[Task goal]:
Extract each line bearing the word "this".
*** Material to process
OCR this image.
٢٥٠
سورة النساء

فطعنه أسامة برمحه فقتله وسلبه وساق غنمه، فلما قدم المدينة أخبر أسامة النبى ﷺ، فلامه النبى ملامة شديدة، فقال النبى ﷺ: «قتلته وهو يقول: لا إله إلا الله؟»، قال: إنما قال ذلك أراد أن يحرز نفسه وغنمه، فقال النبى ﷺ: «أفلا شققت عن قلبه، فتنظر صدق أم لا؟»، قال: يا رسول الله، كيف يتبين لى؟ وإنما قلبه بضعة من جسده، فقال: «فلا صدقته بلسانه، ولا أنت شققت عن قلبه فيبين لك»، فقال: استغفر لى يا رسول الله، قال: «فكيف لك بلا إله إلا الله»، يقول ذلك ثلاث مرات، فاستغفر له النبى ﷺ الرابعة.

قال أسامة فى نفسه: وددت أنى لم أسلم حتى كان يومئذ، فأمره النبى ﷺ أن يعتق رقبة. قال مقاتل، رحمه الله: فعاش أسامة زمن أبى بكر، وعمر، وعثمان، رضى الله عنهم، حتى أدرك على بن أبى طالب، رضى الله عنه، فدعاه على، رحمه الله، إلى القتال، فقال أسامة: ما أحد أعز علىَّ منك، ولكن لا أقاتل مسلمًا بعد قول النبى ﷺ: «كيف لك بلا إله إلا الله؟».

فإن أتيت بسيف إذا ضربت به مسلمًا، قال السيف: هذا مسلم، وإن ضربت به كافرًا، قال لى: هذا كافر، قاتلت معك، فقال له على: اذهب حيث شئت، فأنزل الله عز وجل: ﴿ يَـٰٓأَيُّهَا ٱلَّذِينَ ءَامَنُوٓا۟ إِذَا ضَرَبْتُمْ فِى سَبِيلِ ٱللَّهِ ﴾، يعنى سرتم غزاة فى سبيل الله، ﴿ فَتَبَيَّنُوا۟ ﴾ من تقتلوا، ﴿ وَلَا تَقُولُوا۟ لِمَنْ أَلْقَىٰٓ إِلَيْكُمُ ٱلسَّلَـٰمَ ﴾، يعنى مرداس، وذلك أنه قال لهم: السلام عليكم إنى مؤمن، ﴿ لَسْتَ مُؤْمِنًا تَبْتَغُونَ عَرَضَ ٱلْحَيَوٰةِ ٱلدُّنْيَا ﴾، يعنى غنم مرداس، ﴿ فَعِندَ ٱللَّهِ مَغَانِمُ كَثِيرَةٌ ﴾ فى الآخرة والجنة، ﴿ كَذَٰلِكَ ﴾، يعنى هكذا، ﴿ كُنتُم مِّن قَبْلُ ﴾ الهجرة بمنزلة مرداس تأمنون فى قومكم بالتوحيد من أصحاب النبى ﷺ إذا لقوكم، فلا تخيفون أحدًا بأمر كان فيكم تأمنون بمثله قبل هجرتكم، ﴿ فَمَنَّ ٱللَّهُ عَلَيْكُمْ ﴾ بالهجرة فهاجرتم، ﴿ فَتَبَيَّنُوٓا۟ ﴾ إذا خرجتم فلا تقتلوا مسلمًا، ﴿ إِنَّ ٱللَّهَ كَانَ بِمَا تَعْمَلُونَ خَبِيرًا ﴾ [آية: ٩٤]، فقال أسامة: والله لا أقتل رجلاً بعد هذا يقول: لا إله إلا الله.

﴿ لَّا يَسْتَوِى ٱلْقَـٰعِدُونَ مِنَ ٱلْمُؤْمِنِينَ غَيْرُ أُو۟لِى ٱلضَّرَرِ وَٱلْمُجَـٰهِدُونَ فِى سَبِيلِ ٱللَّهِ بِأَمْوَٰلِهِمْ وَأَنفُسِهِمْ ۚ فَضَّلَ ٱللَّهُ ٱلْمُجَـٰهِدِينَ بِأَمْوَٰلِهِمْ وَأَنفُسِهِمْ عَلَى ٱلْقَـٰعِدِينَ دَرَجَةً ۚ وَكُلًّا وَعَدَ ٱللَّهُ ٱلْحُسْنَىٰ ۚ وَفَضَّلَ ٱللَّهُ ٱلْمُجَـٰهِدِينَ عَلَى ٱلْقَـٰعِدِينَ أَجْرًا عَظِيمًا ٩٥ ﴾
******
*** Material to process
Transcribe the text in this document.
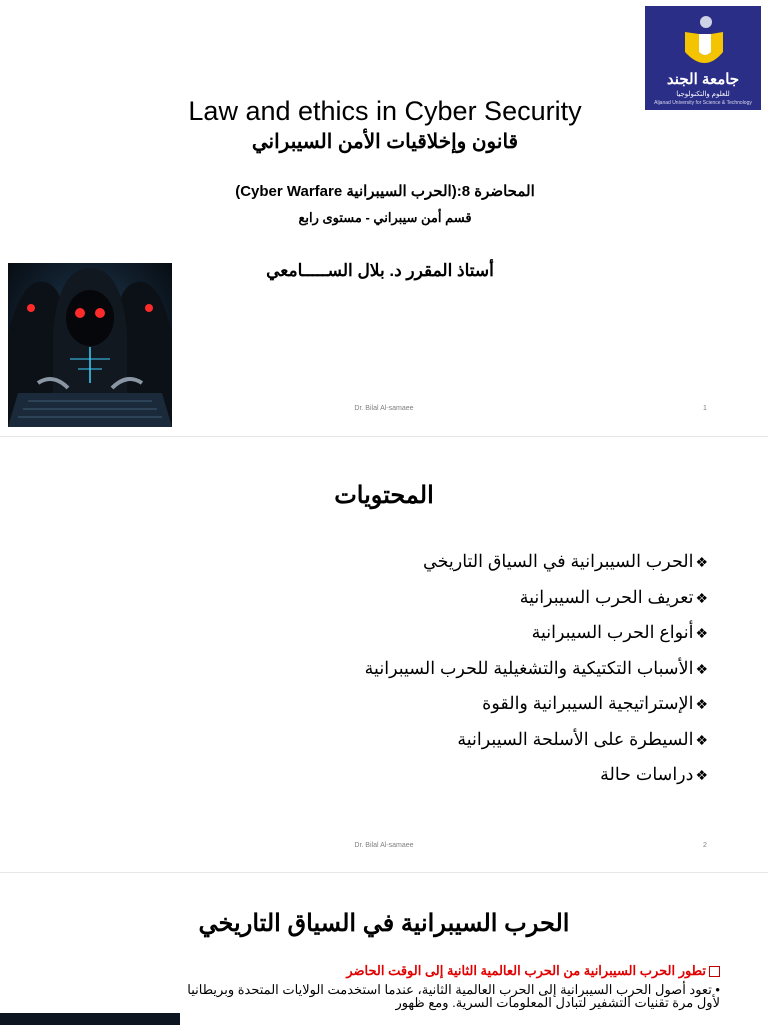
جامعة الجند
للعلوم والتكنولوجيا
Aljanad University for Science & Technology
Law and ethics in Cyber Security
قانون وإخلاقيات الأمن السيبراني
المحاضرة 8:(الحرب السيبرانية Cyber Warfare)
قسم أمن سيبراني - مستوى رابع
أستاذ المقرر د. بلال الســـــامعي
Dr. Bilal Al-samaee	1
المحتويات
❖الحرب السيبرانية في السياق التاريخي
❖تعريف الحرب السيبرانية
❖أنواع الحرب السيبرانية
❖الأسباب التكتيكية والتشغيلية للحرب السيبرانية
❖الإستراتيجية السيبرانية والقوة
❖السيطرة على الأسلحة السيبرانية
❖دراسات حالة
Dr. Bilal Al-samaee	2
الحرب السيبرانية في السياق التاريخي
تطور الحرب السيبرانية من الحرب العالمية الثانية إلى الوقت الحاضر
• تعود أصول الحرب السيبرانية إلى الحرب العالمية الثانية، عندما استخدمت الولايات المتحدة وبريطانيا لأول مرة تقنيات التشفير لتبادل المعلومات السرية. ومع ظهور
******
[Reply]:
OCR this image.
Transcribe the text in this document.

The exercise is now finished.